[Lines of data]
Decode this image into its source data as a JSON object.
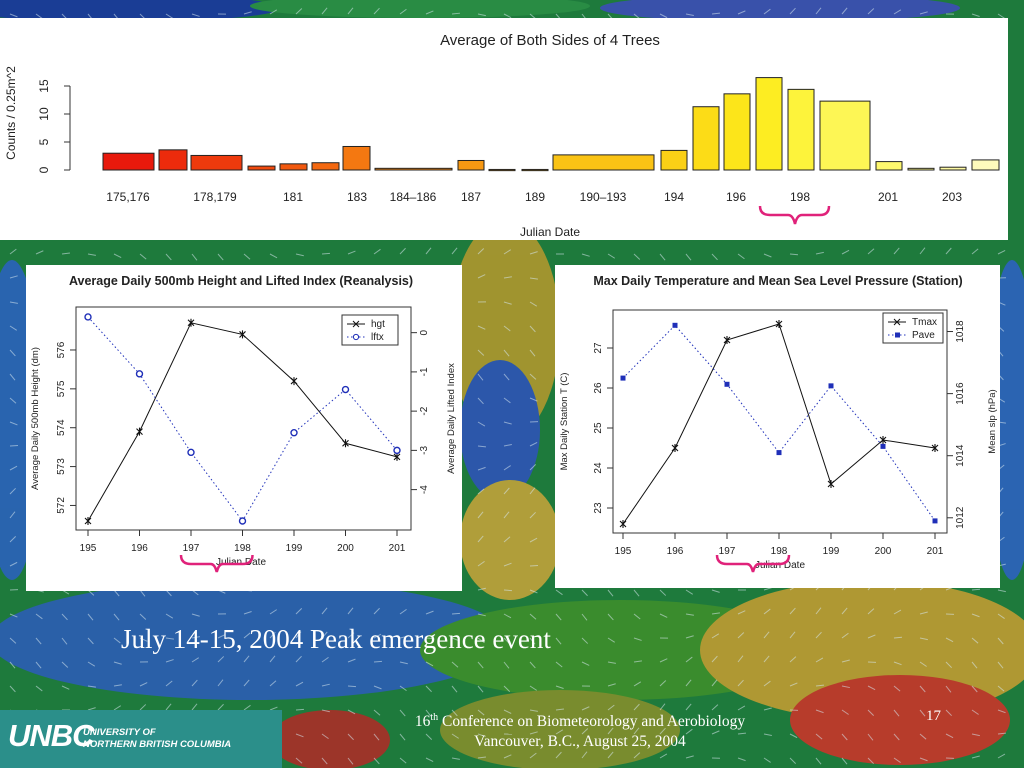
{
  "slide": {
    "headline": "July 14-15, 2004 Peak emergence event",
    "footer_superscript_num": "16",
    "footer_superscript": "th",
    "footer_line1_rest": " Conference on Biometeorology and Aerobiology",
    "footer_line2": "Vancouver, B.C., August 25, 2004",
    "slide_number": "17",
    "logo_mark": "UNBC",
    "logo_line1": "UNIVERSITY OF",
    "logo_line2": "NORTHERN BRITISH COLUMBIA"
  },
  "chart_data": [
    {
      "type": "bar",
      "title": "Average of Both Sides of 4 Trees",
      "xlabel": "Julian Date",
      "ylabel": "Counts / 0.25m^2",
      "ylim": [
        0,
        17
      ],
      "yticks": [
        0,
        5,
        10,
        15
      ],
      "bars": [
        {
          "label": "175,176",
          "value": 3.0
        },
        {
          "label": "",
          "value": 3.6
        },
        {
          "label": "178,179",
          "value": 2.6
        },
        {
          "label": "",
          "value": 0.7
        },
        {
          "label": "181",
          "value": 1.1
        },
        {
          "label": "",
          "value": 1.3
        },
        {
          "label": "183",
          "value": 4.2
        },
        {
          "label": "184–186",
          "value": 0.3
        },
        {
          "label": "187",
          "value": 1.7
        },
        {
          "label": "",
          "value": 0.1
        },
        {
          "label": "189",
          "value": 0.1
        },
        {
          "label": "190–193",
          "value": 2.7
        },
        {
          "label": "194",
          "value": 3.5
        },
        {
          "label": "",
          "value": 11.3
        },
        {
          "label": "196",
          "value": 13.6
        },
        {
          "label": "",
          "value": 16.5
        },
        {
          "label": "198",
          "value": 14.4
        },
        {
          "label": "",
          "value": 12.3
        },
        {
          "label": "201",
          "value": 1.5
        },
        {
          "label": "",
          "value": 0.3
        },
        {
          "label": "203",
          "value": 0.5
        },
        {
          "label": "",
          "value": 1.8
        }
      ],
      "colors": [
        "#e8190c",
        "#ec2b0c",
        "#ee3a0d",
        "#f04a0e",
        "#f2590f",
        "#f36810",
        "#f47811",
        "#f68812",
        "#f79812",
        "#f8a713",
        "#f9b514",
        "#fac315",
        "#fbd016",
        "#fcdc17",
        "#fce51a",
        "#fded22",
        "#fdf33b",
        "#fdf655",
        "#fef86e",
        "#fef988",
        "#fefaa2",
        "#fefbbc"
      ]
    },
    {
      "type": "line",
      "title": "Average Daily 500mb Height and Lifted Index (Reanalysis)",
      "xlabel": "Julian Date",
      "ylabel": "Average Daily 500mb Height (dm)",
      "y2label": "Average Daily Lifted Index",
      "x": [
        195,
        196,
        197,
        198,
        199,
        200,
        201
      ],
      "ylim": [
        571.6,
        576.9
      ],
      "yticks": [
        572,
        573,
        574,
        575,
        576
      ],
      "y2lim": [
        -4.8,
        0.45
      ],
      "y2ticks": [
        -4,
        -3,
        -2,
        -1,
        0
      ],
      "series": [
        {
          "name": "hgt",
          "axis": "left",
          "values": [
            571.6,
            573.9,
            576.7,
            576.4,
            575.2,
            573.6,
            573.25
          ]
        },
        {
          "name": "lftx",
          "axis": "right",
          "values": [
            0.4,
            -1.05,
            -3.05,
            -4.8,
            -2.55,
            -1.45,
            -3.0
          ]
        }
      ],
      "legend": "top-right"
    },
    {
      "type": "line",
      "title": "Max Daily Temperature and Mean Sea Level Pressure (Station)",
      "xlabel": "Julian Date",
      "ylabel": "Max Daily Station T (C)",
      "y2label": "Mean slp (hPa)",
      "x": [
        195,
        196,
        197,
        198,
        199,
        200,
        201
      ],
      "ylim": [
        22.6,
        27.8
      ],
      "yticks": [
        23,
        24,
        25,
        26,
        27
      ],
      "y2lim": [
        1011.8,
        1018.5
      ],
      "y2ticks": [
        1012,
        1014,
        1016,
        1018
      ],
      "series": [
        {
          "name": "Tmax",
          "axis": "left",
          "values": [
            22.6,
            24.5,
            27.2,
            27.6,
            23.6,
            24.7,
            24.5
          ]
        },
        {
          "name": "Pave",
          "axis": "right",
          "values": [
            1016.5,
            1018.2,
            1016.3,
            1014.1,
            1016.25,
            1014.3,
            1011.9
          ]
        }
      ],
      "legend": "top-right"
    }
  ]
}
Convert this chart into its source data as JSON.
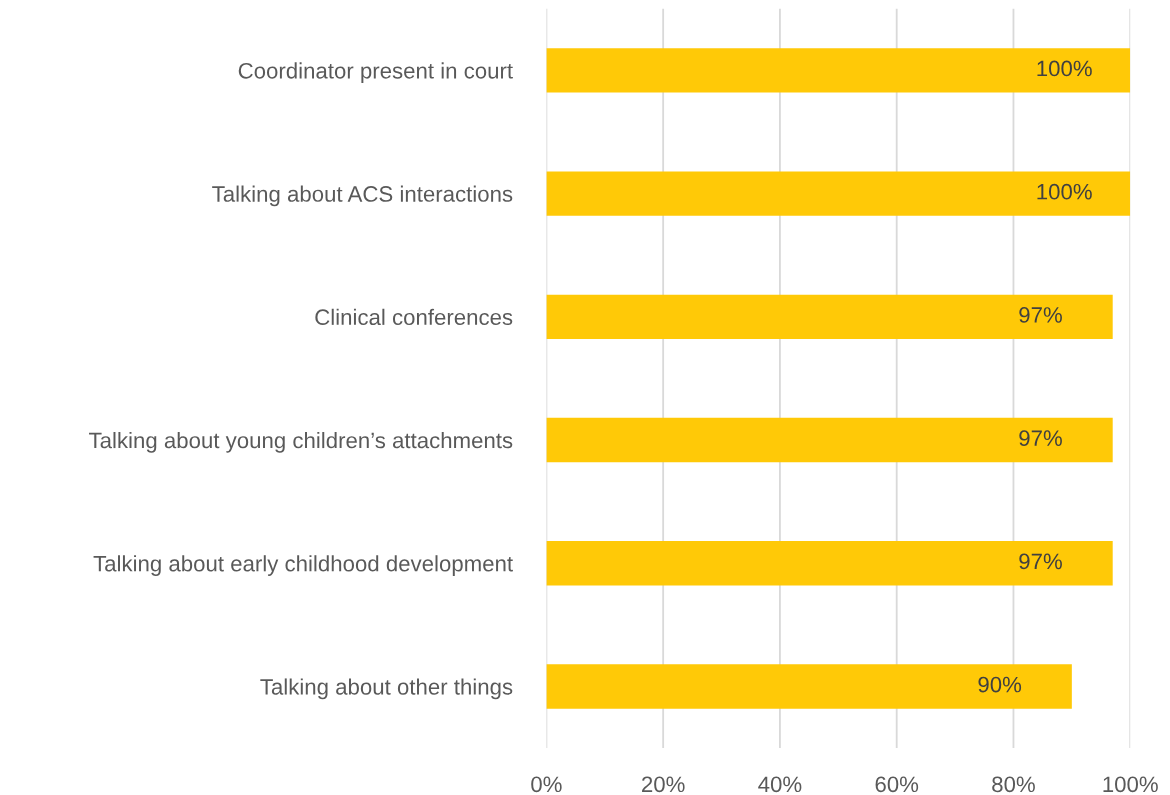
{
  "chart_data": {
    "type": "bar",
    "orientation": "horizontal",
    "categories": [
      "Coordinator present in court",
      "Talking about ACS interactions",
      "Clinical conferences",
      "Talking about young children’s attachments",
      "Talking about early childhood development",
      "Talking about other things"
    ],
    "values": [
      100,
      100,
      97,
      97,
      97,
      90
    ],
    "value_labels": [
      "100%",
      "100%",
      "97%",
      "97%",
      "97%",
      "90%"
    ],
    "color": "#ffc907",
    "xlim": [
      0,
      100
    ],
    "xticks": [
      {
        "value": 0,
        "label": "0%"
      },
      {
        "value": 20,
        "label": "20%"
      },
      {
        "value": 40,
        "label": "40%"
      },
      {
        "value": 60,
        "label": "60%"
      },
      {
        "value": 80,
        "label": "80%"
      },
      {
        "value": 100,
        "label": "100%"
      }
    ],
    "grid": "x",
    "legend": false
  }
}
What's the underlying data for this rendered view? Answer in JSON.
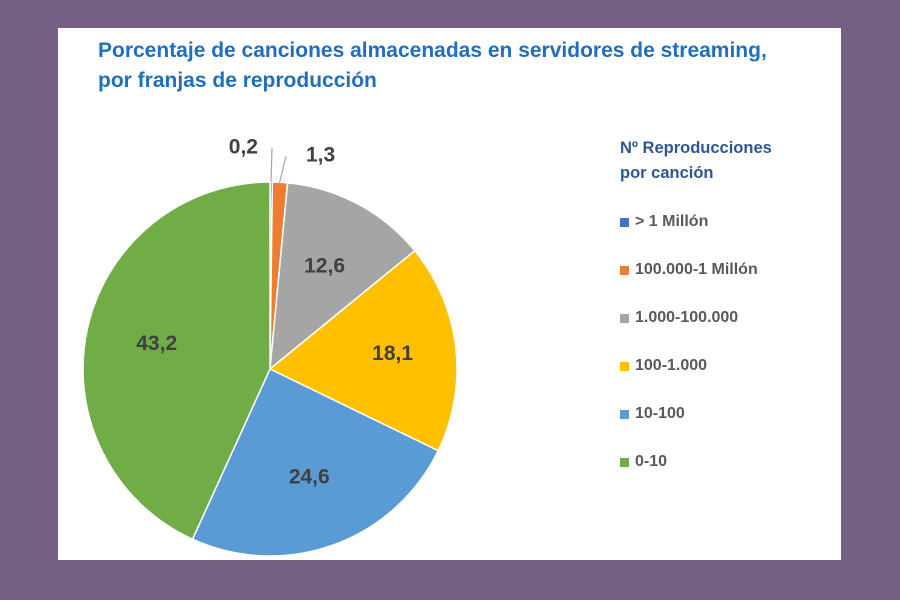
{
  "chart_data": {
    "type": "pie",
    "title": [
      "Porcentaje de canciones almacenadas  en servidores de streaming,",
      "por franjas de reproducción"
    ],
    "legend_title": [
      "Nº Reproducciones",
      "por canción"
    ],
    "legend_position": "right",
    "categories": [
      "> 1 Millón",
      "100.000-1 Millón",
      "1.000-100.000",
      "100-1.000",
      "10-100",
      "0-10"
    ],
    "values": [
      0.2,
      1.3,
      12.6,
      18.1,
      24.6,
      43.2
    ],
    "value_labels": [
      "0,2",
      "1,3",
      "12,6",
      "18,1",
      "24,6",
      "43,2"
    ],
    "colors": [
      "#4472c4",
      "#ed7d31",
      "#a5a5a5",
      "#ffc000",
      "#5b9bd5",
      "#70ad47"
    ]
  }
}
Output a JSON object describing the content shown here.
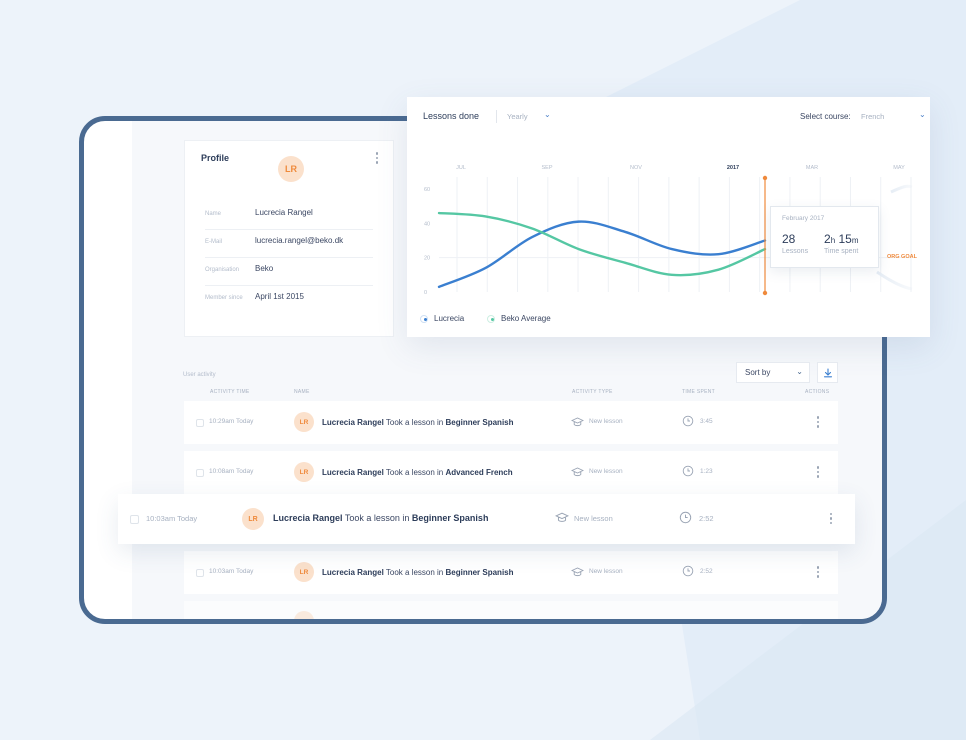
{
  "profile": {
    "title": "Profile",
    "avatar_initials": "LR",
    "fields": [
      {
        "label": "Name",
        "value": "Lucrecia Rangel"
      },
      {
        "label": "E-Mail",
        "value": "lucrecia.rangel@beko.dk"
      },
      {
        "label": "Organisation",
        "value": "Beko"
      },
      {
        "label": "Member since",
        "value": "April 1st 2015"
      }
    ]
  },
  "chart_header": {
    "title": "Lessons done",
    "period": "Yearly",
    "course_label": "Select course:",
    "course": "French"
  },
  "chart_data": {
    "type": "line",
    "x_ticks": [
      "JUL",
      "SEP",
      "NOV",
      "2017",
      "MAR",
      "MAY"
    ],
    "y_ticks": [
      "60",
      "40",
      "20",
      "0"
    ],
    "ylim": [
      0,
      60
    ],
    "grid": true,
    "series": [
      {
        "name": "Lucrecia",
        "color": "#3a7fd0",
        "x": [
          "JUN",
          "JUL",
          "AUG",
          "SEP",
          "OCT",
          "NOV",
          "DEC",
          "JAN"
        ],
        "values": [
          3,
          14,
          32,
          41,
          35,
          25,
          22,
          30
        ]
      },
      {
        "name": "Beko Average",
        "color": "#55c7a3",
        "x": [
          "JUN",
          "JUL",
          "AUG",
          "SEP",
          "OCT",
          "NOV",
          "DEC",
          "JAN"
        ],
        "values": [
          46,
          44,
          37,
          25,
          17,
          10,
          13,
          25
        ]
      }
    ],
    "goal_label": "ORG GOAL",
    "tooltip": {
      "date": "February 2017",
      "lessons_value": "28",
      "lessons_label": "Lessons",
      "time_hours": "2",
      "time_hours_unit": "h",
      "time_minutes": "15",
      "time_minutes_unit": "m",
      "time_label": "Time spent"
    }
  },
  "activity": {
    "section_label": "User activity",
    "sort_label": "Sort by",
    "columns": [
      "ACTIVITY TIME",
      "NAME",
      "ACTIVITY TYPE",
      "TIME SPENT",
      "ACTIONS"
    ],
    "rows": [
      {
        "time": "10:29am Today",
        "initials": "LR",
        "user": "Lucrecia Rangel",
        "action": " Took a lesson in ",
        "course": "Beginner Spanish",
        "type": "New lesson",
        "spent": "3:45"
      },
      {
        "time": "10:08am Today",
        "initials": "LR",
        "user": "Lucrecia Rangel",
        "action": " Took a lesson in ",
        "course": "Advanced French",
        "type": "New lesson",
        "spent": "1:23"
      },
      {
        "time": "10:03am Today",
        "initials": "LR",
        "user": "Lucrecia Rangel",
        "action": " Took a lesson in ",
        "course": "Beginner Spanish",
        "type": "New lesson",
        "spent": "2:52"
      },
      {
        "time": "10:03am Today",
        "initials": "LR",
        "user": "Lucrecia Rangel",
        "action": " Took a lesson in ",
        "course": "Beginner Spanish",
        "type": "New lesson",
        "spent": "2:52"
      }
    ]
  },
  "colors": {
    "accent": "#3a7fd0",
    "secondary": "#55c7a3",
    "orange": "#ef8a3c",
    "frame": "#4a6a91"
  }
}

Problem to work on
Check each line of the records for the string "ylabel" and state how many lines contain it. Give only the number.

Solution
3